PROBLEM:
Put every line of the listing into a JSON list of strings, one string per line, skipping blank lines and leaving out the pictures.

*** ENTRIES

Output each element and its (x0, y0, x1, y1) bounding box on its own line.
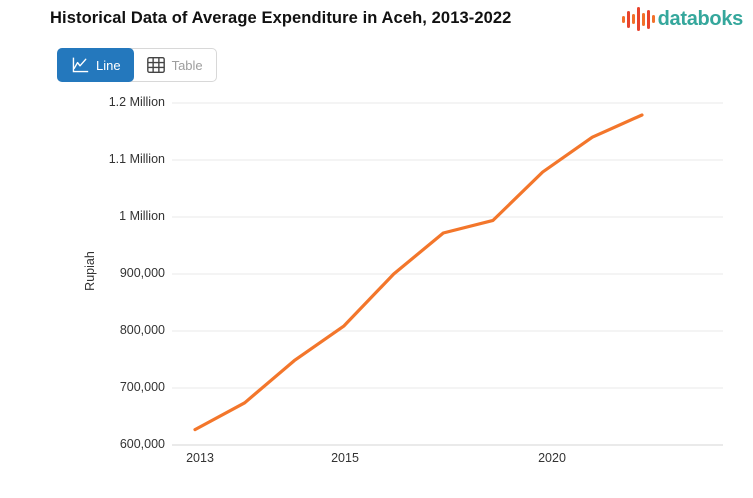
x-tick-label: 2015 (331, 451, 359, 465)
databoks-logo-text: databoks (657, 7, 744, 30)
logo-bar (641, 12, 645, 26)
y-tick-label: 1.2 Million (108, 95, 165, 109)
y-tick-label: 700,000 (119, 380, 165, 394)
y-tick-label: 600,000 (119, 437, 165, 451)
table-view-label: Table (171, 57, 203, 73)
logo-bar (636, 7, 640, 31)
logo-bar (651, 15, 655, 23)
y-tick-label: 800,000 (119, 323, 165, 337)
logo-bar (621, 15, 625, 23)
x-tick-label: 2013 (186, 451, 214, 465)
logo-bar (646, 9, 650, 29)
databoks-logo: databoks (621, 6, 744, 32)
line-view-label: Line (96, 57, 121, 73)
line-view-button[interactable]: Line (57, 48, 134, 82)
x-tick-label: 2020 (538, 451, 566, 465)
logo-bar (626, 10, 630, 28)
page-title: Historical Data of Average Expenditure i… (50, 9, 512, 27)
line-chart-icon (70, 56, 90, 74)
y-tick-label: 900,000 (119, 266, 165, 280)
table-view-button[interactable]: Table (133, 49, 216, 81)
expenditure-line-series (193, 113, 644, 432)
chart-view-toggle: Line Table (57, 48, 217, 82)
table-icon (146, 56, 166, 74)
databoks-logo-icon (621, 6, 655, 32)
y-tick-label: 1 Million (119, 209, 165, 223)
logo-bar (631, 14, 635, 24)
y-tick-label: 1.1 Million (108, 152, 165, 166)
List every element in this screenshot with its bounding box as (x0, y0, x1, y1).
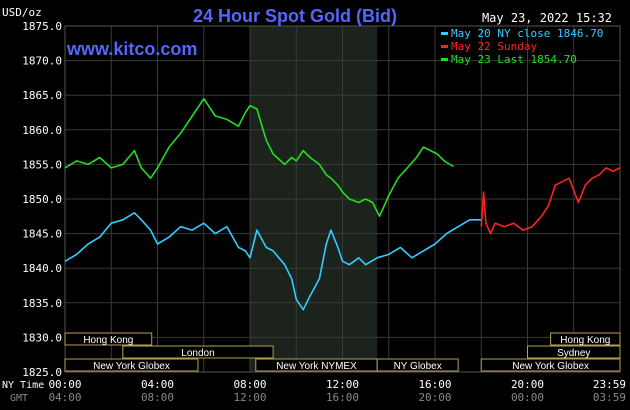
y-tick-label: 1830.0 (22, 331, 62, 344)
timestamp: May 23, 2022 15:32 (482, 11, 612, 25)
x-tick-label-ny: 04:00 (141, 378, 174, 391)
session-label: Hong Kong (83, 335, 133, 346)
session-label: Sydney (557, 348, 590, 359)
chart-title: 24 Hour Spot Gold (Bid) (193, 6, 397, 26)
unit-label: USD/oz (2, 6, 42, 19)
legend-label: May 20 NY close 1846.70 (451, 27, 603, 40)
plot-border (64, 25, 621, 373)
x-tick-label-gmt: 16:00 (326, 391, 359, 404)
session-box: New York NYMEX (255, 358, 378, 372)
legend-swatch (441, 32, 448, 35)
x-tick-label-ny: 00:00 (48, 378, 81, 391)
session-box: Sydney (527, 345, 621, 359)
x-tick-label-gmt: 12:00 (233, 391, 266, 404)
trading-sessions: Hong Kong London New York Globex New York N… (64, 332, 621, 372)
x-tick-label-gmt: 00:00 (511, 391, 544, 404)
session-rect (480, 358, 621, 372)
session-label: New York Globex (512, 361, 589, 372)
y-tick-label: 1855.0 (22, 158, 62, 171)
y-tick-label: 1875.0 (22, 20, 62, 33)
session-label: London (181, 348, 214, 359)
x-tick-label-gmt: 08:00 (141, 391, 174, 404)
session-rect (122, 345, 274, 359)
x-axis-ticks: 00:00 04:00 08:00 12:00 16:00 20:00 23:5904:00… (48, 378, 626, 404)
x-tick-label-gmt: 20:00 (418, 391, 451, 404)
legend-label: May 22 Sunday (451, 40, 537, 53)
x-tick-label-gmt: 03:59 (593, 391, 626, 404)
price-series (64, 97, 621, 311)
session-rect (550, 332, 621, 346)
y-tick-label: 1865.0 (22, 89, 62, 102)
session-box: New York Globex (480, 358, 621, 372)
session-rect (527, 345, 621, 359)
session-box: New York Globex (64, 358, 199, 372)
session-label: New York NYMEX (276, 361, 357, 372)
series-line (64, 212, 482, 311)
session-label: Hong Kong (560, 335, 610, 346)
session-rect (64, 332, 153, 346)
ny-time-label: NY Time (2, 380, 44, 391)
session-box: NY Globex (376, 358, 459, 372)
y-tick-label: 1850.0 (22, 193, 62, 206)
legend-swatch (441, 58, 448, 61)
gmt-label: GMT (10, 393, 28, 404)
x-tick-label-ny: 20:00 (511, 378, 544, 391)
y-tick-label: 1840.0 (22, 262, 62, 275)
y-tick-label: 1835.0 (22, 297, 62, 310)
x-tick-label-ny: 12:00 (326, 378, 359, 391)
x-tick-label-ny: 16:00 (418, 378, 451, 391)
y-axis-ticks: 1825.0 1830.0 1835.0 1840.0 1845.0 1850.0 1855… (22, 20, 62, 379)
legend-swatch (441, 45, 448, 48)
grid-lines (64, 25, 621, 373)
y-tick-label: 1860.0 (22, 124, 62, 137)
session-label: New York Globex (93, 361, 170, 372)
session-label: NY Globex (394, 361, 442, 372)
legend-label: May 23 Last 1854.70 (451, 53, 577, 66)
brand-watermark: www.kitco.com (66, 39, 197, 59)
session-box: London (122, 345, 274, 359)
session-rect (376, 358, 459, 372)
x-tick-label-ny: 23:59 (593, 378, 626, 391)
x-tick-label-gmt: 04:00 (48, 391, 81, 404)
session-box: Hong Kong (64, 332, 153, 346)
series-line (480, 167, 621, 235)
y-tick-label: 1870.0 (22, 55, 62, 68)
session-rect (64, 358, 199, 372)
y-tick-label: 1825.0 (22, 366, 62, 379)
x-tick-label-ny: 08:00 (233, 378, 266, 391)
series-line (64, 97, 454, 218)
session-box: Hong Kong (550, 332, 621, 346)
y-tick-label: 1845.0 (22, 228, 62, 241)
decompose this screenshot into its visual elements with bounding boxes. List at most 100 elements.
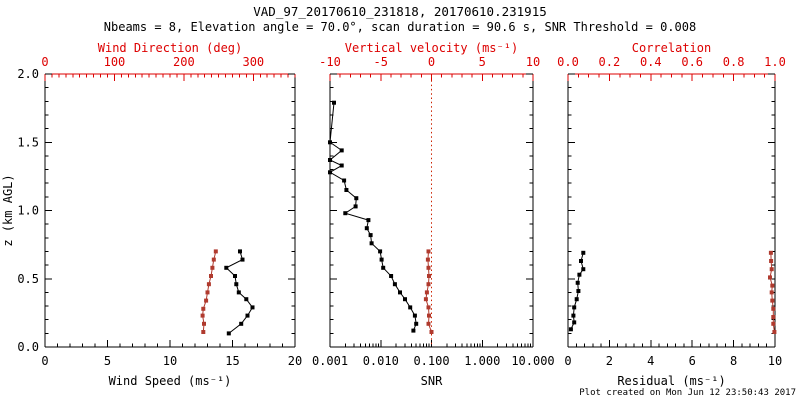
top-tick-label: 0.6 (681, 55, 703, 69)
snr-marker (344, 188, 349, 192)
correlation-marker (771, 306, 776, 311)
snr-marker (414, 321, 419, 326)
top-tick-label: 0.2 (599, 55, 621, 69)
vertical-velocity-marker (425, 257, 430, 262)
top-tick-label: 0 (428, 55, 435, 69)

******

THE OUTPUT:
[
  "Output each element and its (x0, y0, x1, y1) bounding box on its own line.",
  "x-tick-label: 2015 (331, 451, 359, 465)",
  "databoks-logo-text: databoks (657, 7, 744, 30)",
  "logo-bar (641, 12, 645, 26)",
  "y-tick-label: 1.2 Million (108, 95, 165, 109)",
  "y-tick-label: 700,000 (119, 380, 165, 394)",
  "y-tick-label: 600,000 (119, 437, 165, 451)",
  "table-view-label: Table (171, 57, 203, 73)",
  "logo-bar (636, 7, 640, 31)",
  "logo-bar (651, 15, 655, 23)",
  "y-tick-label: 800,000 (119, 323, 165, 337)",
  "logo-bar (621, 15, 625, 23)",
  "x-tick-label: 2013 (186, 451, 214, 465)",
  "logo-bar (646, 9, 650, 29)",
  "databoks-logo: databoks (621, 6, 744, 32)",
  "line-view-label: Line (96, 57, 121, 73)",
  "line-view-button[interactable]: Line (57, 48, 134, 82)",
  "x-tick-label: 2020 (538, 451, 566, 465)",
  "logo-bar (626, 10, 630, 28)",
  "page-title: Historical Data of Average Expenditure i… (50, 9, 512, 27)",
  "line-chart-icon (70, 56, 90, 74)",
  "y-tick-label: 900,000 (119, 266, 165, 280)",
  "table-view-button[interactable]: Table (133, 49, 216, 81)",
  "expenditure-line-series (193, 113, 644, 432)",
  "chart-view-toggle: Line Table (57, 48, 217, 82)",
  "table-icon (146, 56, 166, 74)",
  "databoks-logo-icon (621, 6, 655, 32)",
  "y-tick-label: 1 Million (119, 209, 165, 223)",
  "logo-bar (631, 14, 635, 24)",
  "y-tick-label: 1.1 Million (108, 152, 165, 166)",
  "List every element in this screenshot with its bounding box as (x0, y0, x1, y1).",
  "y-tick-label: 1830.0 (22, 331, 62, 344)",
  "timestamp: May 23, 2022 15:32 (482, 11, 612, 25)",
  "x-tick-label-ny: 04:00 (141, 378, 174, 391)",
  "session-label: Hong Kong (83, 335, 133, 346)",
  "session-label: Sydney (557, 348, 590, 359)",
  "chart-title: 24 Hour Spot Gold (Bid) (193, 6, 397, 26)",
  "unit-label: USD/oz (2, 6, 42, 19)",
  "legend-label: May 20 NY close 1846.70 (451, 27, 603, 40)",
  "plot-border (64, 25, 621, 373)",
  "x-tick-label-gmt: 16:00 (326, 391, 359, 404)",
  "session-box: New York NYMEX (255, 358, 378, 372)",
  "legend-swatch (441, 32, 448, 35)",
  "x-tick-label-ny: 00:00 (48, 378, 81, 391)",
  "session-box: Sydney (527, 345, 621, 359)",
  "x-tick-label-gmt: 12:00 (233, 391, 266, 404)",
  "trading-sessions: Hong Kong London New York Globex New York N… (64, 332, 621, 372)",
  "x-tick-label-gmt: 00:00 (511, 391, 544, 404)",
  "session-rect (480, 358, 621, 372)",
  "session-label: New York Globex (512, 361, 589, 372)",
  "y-tick-label: 1855.0 (22, 158, 62, 171)",
  "y-tick-label: 1875.0 (22, 20, 62, 33)",
  "session-label: London (181, 348, 214, 359)",
  "x-tick-label-gmt: 08:00 (141, 391, 174, 404)",
  "session-rect (122, 345, 274, 359)",
  "x-axis-ticks: 00:00 04:00 08:00 12:00 16:00 20:00 23:5904:00… (48, 378, 626, 404)",
  "x-tick-label-gmt: 20:00 (418, 391, 451, 404)",
  "legend-label: May 22 Sunday (451, 40, 537, 53)",
  "x-tick-label-gmt: 03:59 (593, 391, 626, 404)",
  "price-series (64, 97, 621, 311)",
  "session-rect (550, 332, 621, 346)",
  "y-tick-label: 1865.0 (22, 89, 62, 102)",
  "session-box: New York Globex (480, 358, 621, 372)",
  "session-rect (527, 345, 621, 359)",
  "session-box: New York Globex (64, 358, 199, 372)",
  "session-label: New York NYMEX (276, 361, 357, 372)",
  "series-line (64, 212, 482, 311)",
  "session-label: Hong Kong (560, 335, 610, 346)",
  "session-rect (64, 332, 153, 346)",
  "ny-time-label: NY Time (2, 380, 44, 391)",
  "session-box: NY Globex (376, 358, 459, 372)",
  "y-tick-label: 1850.0 (22, 193, 62, 206)",
  "legend-swatch (441, 58, 448, 61)",
  "gmt-label: GMT (10, 393, 28, 404)",
  "x-tick-label-ny: 20:00 (511, 378, 544, 391)",
  "y-tick-label: 1840.0 (22, 262, 62, 275)",
  "y-tick-label: 1835.0 (22, 297, 62, 310)",
  "x-tick-label-ny: 12:00 (326, 378, 359, 391)",
  "x-tick-label-ny: 16:00 (418, 378, 451, 391)",
  "y-axis-ticks: 1825.0 1830.0 1835.0 1840.0 1845.0 1850.0 1855… (22, 20, 62, 379)",
  "legend-swatch (441, 45, 448, 48)",
  "grid-lines (64, 25, 621, 373)",
  "y-tick-label: 1860.0 (22, 124, 62, 137)",
  "session-label: New York Globex (93, 361, 170, 372)",
  "session-label: NY Globex (394, 361, 442, 372)",
  "legend-label: May 23 Last 1854.70 (451, 53, 577, 66)",
  "brand-watermark: www.kitco.com (66, 39, 197, 59)",
  "session-box: London (122, 345, 274, 359)",
  "session-rect (376, 358, 459, 372)",
  "x-tick-label-ny: 23:59 (593, 378, 626, 391)",
  "x-tick-label-gmt: 04:00 (48, 391, 81, 404)",
  "session-box: Hong Kong (64, 332, 153, 346)",
  "series-line (480, 167, 621, 235)",
  "y-tick-label: 1870.0 (22, 55, 62, 68)",
  "session-rect (64, 358, 199, 372)",
  "y-tick-label: 1825.0 (22, 366, 62, 379)",
  "x-tick-label-ny: 08:00 (233, 378, 266, 391)",
  "series-line (64, 97, 454, 218)",
  "session-box: Hong Kong (550, 332, 621, 346)",
  "y-tick-label: 1845.0 (22, 228, 62, 241)",
  "decompose this screenshot into its visual elements with bounding boxes. List at most 100 elements.",
  "top-tick-label: 0.6 (681, 55, 703, 69)",
  "snr-marker (344, 188, 349, 192)",
  "correlation-marker (771, 306, 776, 311)",
  "snr-marker (414, 321, 419, 326)",
  "top-tick-label: 0.2 (599, 55, 621, 69)",
  "vertical-velocity-marker (425, 257, 430, 262)",
  "top-tick-label: 0 (428, 55, 435, 69)"
]